Only lines holding the word "than" should be copied from the material.

[Dataset records]
########################################

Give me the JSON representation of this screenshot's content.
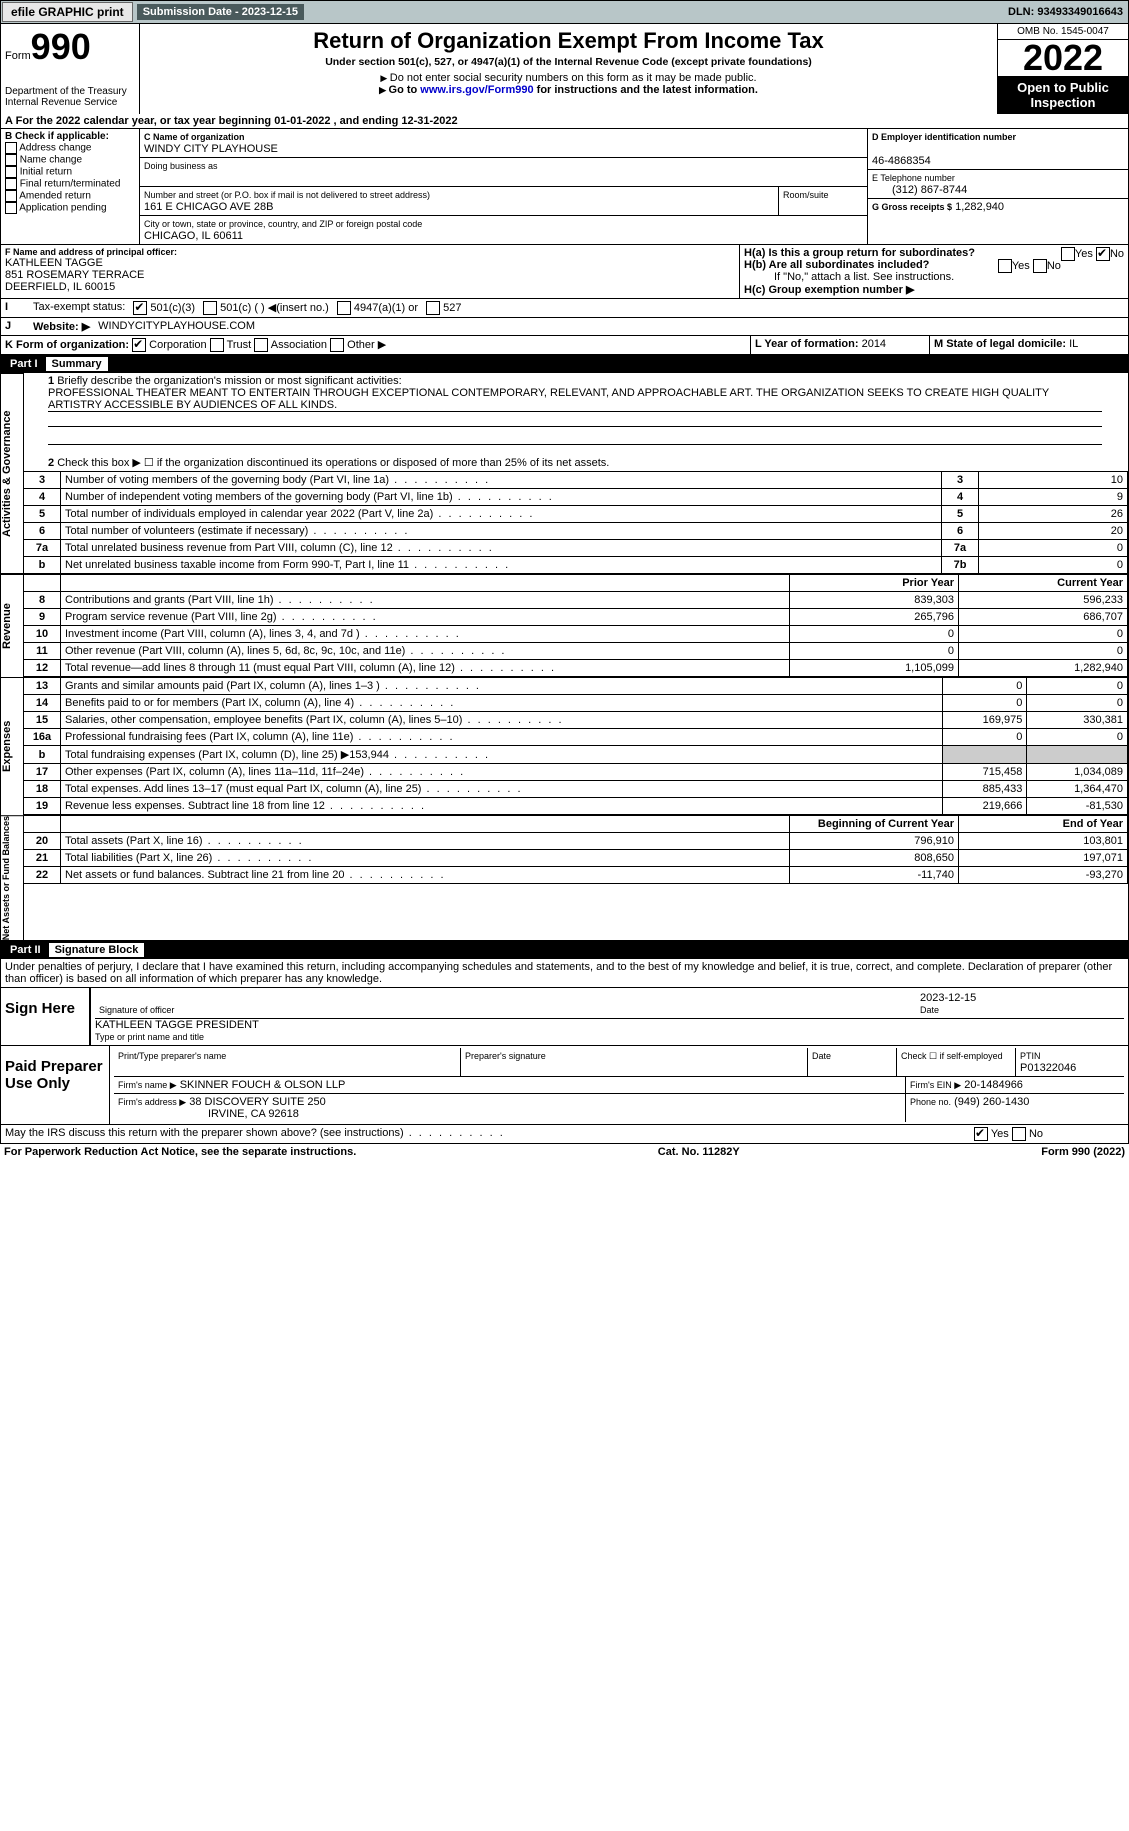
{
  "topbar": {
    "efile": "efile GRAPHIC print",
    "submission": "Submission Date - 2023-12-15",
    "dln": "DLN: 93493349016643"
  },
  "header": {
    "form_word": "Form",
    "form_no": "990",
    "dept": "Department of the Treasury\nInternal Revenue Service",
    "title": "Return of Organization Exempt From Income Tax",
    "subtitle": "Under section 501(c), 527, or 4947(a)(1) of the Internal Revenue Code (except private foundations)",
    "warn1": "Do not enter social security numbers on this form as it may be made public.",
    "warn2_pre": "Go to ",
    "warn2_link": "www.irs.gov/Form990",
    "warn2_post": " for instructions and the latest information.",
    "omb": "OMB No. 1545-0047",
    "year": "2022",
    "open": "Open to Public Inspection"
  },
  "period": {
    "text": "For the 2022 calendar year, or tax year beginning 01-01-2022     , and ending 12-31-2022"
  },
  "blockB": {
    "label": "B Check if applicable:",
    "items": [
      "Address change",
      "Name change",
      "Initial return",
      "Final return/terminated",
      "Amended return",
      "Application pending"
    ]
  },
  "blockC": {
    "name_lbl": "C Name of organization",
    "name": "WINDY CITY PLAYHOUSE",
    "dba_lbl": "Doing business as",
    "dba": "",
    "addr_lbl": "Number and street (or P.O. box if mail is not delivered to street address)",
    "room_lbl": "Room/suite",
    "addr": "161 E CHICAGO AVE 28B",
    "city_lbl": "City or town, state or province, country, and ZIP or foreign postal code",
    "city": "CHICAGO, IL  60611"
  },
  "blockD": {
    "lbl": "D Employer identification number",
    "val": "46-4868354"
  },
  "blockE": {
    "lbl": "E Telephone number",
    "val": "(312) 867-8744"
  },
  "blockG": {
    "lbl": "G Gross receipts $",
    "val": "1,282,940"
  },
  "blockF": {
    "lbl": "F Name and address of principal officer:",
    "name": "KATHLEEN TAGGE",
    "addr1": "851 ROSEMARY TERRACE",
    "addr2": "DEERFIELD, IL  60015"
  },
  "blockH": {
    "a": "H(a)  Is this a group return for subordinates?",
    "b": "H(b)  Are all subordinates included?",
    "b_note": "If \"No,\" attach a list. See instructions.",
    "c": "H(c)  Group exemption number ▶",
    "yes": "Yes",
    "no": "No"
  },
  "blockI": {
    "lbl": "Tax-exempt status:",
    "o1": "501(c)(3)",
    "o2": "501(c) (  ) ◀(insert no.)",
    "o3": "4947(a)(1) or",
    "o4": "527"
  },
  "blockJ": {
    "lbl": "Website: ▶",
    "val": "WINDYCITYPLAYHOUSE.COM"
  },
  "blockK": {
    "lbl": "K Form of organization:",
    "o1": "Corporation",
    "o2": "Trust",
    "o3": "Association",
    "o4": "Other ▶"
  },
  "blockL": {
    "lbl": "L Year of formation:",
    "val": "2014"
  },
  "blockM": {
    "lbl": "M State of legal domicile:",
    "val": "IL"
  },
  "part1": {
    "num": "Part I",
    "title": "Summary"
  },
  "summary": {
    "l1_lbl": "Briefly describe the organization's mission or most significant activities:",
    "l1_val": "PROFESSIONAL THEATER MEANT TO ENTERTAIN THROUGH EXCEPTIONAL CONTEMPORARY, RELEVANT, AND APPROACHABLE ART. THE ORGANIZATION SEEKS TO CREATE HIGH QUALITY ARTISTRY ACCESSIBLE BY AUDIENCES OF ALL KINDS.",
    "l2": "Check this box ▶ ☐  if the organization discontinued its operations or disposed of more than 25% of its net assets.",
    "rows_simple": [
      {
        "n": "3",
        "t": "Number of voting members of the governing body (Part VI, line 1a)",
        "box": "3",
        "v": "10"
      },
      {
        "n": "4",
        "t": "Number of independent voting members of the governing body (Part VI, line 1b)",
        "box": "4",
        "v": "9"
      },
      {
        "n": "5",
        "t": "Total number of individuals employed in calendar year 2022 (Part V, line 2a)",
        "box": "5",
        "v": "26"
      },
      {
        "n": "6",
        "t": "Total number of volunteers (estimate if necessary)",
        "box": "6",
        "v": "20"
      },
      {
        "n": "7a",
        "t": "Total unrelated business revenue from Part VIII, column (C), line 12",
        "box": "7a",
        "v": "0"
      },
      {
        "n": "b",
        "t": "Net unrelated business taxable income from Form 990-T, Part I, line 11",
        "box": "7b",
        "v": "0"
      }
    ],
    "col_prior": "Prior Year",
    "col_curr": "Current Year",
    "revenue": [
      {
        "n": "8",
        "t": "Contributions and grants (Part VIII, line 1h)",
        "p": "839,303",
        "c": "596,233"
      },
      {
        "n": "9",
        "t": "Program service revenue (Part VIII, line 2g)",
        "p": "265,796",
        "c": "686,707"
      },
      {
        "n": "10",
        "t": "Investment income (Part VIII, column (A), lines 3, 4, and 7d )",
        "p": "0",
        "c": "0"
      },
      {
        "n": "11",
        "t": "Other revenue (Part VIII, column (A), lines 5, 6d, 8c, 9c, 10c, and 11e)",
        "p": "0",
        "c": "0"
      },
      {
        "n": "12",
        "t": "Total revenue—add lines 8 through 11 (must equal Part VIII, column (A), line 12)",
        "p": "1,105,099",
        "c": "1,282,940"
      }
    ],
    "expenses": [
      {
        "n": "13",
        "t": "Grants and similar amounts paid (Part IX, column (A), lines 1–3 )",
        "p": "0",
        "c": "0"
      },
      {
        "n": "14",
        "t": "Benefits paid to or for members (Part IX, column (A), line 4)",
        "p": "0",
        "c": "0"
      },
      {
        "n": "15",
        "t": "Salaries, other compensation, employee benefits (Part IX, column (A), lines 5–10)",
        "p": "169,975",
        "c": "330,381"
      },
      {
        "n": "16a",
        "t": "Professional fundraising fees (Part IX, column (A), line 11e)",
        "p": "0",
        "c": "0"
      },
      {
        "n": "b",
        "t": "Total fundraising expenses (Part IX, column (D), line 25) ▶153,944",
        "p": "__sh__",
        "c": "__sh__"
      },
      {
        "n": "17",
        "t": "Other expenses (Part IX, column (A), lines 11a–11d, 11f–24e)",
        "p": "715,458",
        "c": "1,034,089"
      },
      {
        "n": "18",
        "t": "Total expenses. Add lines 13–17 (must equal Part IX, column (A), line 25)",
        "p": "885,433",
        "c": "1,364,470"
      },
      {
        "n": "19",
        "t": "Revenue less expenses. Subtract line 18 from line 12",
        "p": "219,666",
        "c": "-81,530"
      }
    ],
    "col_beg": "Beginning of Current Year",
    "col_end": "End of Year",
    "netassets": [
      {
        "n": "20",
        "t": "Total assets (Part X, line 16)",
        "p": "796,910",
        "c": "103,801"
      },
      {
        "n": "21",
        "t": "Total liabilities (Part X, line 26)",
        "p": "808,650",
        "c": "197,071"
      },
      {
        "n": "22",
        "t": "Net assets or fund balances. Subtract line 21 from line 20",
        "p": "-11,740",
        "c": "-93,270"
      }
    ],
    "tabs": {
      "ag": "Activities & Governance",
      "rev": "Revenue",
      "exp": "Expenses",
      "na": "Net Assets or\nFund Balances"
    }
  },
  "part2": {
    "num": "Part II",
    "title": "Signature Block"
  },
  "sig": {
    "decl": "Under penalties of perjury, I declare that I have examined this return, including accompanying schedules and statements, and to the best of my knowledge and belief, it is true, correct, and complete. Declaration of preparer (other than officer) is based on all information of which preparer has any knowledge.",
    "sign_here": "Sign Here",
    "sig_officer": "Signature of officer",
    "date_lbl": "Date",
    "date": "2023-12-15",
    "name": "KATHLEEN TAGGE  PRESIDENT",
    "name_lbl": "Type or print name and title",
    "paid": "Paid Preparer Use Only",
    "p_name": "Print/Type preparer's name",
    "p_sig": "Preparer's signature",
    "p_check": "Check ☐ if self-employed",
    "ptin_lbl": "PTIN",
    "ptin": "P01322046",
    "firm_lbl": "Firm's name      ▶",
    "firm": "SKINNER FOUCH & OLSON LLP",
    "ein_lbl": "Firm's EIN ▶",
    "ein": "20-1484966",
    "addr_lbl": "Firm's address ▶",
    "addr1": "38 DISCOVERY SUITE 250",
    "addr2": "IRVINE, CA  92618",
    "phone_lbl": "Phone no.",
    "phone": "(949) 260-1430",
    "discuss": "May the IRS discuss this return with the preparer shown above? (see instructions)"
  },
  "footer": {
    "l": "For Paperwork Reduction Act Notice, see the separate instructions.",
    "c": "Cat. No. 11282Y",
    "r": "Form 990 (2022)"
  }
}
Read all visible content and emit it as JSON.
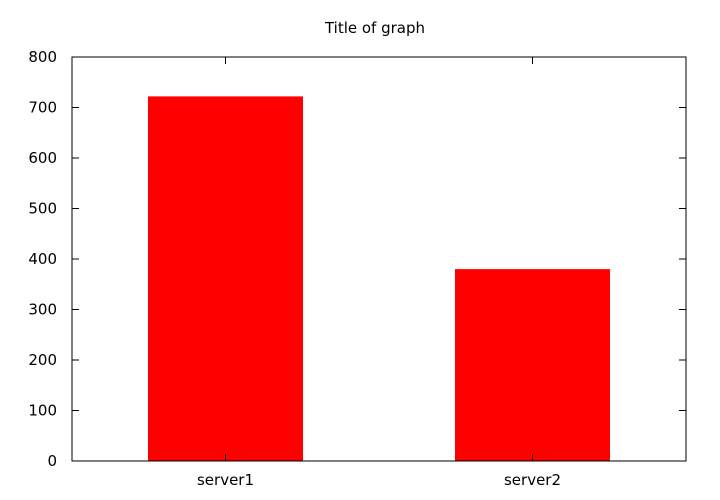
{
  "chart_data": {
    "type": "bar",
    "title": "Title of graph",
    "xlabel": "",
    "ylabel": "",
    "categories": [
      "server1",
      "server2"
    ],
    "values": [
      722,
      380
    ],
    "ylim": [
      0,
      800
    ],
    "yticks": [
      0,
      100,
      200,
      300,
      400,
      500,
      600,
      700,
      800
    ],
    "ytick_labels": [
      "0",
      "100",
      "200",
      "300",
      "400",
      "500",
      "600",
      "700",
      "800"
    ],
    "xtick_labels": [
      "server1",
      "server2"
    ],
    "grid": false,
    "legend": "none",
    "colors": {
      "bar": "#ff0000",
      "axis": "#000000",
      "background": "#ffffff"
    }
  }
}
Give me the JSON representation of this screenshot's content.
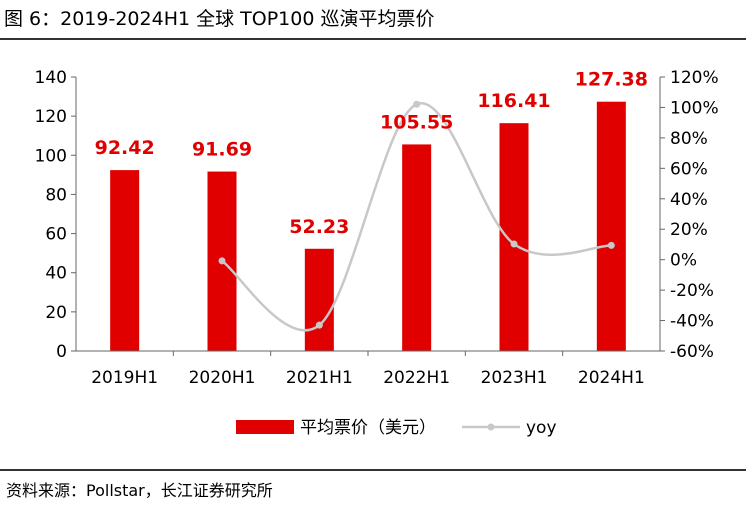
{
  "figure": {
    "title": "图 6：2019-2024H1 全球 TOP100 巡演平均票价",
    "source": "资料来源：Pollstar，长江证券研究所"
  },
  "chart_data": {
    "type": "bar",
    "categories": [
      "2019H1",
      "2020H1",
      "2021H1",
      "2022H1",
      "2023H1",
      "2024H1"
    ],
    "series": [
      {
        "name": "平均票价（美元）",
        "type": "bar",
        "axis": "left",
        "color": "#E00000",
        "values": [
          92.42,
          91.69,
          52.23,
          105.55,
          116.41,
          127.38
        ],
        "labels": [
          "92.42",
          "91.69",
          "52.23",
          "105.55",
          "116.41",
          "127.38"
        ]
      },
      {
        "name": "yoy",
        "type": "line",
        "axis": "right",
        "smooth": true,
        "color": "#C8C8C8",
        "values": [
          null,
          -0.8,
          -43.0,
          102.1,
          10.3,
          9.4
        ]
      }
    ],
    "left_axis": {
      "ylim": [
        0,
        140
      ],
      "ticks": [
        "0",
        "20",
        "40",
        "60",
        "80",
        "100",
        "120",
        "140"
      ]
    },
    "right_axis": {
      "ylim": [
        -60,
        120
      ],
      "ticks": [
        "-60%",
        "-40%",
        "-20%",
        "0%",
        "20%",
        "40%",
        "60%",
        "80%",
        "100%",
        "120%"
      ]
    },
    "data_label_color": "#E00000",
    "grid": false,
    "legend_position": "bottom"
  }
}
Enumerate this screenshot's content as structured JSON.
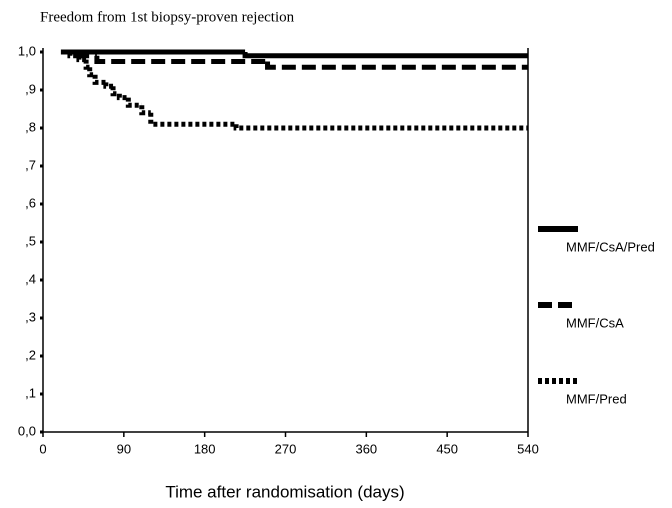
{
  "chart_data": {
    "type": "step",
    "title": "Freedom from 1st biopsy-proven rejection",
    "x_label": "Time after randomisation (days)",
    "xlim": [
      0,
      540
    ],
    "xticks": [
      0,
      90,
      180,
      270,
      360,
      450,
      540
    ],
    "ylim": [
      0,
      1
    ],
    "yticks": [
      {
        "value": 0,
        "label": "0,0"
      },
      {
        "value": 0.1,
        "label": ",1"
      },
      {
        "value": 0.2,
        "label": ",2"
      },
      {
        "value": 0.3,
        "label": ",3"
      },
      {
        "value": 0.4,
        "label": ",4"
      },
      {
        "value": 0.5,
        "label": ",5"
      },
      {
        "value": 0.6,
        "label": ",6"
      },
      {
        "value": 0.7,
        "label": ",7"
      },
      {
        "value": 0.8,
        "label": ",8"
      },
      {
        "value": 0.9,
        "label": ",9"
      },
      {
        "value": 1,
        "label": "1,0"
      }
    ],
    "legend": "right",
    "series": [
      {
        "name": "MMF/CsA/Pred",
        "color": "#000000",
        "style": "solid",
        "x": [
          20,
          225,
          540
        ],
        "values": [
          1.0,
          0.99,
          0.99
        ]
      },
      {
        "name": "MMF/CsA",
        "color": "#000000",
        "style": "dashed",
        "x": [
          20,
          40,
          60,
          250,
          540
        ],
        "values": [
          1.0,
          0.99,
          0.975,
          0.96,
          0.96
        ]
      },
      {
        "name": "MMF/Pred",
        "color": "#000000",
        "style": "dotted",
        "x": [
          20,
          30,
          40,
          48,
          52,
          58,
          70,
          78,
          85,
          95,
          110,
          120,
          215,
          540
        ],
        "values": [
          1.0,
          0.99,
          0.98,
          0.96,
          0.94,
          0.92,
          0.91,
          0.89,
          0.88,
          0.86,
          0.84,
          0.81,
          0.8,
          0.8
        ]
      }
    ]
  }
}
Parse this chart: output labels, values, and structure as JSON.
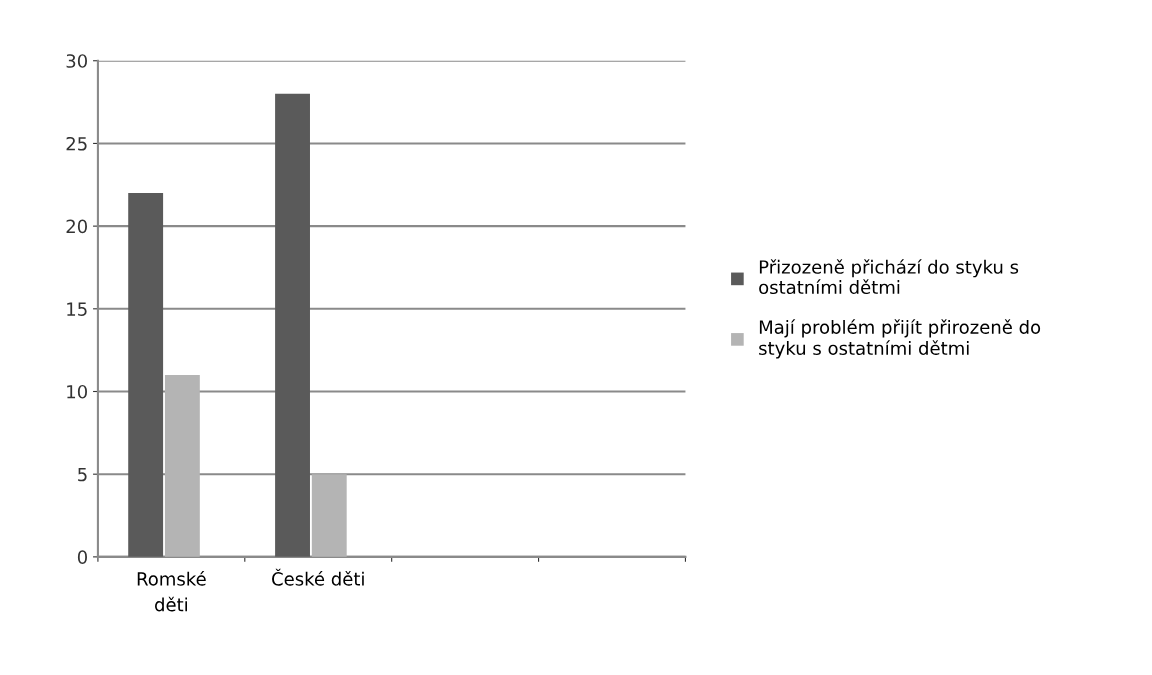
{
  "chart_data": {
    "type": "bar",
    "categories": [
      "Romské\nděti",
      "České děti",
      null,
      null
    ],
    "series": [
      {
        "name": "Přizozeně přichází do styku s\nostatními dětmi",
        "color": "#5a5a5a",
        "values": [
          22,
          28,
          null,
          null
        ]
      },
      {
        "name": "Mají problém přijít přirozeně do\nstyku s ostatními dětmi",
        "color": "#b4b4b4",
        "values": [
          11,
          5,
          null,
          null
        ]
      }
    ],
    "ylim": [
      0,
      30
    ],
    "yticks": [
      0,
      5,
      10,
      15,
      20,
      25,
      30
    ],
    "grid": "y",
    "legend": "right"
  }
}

########################################

• Answer to this exercise
    "l2": "Check this box ▶ ☐  if the organization discontinued its operations or disposed of more than 25% of its net assets.",
    "decl": "Under penalties of perjury, I declare that I have examined this return, including accompanying schedules and statements, and to the best of my knowledge and belief, it is true, correct, and complete. Declaration of preparer (other than officer) is based on all information of which preparer has any knowledge.",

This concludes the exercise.